▶ _WHAT TO WORK ON_: List the lines of this listing that hold the word "text".
-- begin INPUT DATA --
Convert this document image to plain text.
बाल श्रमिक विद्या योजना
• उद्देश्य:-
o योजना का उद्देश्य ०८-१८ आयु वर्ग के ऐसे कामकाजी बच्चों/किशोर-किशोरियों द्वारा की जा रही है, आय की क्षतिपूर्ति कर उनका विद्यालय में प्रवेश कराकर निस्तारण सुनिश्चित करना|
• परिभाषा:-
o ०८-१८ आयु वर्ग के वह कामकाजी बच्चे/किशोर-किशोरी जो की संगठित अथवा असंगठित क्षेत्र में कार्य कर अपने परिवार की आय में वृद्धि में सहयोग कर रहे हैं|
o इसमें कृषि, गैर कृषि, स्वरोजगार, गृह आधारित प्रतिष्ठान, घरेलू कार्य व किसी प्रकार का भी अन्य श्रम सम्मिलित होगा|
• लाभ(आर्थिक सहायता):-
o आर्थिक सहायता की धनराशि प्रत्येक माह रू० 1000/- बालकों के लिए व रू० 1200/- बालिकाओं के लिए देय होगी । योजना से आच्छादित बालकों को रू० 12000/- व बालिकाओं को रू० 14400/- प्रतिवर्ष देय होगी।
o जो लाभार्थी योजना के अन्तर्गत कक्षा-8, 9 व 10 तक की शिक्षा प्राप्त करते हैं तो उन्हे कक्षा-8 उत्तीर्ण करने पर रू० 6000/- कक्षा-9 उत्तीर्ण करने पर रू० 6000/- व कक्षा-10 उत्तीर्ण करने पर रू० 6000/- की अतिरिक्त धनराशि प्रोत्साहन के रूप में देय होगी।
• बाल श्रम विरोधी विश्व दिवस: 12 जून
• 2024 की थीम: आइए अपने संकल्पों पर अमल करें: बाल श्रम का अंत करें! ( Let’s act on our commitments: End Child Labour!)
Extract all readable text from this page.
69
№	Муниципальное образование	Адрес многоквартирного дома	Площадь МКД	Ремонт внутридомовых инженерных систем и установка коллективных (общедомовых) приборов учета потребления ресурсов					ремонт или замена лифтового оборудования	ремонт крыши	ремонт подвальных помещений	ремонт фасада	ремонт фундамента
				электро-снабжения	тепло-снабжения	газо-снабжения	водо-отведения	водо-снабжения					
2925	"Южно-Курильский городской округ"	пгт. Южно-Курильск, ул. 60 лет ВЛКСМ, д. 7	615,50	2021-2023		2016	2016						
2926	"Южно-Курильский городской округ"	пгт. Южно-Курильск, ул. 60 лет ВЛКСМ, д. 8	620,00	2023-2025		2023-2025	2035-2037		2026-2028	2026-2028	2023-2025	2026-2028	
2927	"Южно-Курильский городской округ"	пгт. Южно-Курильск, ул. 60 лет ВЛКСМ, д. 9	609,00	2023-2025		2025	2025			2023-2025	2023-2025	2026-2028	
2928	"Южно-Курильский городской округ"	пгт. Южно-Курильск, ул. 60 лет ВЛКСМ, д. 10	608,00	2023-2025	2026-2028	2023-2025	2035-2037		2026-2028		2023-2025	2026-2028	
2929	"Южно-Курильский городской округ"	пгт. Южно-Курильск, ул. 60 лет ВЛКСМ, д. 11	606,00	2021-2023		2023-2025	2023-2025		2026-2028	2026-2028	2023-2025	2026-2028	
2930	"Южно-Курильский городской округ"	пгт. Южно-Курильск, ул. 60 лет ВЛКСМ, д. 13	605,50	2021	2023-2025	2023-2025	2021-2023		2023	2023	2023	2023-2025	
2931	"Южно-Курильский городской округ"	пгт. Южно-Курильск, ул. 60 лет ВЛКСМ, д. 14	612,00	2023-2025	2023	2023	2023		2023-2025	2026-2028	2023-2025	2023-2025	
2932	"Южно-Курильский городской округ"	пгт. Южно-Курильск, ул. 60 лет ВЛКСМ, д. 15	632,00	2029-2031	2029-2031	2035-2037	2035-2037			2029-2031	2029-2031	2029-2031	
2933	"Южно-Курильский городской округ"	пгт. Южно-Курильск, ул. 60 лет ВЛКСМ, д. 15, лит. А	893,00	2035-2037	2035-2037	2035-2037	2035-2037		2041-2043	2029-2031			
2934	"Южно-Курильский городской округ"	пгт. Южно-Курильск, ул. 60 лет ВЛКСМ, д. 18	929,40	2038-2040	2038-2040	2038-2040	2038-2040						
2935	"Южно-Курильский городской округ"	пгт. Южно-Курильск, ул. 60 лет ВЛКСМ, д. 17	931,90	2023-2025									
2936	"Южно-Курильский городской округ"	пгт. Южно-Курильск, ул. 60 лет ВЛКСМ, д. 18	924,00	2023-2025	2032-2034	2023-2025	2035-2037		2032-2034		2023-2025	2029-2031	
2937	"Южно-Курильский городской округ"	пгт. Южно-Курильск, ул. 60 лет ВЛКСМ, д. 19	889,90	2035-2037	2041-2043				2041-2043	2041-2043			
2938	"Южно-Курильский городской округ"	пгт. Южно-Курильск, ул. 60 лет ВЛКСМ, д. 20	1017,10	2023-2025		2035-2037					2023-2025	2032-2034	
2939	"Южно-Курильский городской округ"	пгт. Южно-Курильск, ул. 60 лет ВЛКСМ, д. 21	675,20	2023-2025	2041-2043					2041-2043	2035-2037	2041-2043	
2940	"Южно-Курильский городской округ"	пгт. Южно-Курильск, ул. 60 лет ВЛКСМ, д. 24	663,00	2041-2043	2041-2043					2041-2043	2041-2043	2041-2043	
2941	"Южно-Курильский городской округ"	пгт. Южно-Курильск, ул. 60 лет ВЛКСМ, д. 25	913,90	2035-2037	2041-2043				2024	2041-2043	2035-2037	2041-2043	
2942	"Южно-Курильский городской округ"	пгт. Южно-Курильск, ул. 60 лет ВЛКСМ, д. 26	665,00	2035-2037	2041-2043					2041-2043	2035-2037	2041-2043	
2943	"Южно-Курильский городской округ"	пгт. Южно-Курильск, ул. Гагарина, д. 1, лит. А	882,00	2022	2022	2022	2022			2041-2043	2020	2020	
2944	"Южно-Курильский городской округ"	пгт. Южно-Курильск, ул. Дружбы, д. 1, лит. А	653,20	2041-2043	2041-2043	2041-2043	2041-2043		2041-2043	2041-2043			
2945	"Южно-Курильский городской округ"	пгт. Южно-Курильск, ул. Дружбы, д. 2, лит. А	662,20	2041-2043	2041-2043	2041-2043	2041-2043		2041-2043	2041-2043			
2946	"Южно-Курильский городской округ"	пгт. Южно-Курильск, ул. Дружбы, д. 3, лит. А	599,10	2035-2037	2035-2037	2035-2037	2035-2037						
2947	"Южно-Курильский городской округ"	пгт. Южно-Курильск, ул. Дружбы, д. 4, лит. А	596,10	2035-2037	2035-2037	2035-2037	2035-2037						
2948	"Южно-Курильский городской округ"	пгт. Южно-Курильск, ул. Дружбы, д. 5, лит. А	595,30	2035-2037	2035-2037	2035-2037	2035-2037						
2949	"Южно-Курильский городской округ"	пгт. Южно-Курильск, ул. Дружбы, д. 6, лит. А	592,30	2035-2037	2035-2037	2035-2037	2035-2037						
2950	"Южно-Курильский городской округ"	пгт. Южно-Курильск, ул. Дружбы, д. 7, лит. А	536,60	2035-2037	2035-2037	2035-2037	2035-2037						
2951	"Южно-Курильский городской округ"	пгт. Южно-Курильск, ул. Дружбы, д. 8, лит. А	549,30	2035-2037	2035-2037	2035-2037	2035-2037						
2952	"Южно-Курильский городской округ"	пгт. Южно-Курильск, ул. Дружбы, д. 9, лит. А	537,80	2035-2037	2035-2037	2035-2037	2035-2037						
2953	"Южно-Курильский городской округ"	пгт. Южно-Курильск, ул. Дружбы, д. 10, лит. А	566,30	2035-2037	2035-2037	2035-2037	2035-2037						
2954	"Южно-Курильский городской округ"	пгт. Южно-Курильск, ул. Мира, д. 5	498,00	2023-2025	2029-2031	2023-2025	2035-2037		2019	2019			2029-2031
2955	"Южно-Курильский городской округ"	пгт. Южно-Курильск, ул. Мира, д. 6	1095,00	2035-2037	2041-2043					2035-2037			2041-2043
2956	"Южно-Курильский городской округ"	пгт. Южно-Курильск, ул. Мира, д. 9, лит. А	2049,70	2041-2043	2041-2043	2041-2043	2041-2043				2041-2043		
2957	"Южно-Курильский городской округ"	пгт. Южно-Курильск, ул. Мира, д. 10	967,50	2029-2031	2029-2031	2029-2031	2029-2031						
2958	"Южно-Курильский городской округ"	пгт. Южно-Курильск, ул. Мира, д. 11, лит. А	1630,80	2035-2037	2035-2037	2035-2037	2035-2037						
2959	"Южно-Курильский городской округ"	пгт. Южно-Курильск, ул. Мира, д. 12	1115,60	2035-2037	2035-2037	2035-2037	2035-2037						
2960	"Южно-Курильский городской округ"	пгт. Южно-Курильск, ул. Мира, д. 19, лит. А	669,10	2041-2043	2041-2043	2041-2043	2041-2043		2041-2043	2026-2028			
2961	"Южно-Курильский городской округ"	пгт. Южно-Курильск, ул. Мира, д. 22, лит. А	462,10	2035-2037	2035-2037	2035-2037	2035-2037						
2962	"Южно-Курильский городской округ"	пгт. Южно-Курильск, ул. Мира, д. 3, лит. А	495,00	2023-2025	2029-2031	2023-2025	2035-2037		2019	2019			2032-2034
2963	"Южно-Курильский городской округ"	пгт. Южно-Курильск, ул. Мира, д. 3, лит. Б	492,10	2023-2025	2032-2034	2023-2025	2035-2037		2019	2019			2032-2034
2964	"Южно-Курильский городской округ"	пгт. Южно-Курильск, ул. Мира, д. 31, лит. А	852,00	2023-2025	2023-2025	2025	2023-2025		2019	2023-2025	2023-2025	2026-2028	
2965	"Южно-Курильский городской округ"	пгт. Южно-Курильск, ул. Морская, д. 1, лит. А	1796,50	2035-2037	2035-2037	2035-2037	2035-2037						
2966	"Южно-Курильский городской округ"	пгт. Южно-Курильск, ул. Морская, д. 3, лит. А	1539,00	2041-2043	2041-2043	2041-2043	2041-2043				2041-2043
-- end INPUT DATA --
▶ _FINISHED EXERCISE_:
Convert this document image to plain text.
Extract all readable text from this page.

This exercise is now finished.